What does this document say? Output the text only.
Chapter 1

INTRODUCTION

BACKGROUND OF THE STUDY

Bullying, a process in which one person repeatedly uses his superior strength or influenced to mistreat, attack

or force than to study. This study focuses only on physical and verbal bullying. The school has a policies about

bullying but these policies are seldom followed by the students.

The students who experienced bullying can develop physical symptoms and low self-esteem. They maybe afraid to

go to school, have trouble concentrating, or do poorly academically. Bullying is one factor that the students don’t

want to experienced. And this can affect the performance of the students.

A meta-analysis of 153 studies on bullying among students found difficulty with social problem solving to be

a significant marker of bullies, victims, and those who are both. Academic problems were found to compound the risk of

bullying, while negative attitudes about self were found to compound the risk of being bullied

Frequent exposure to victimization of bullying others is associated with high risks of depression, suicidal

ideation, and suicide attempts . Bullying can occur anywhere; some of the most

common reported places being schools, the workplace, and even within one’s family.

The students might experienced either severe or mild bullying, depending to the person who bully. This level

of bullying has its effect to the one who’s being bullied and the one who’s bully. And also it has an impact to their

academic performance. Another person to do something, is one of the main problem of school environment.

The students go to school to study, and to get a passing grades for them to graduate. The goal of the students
+===+
Stated task >>
In the listing, find all lines with the string "bullied" and copy them.

Response to this exercise >>
bullying, while negative attitudes about self were found to compound the risk of being bullied
of bullying has its effect to the one who’s being bullied and the one who’s bully. And also it has an impact to their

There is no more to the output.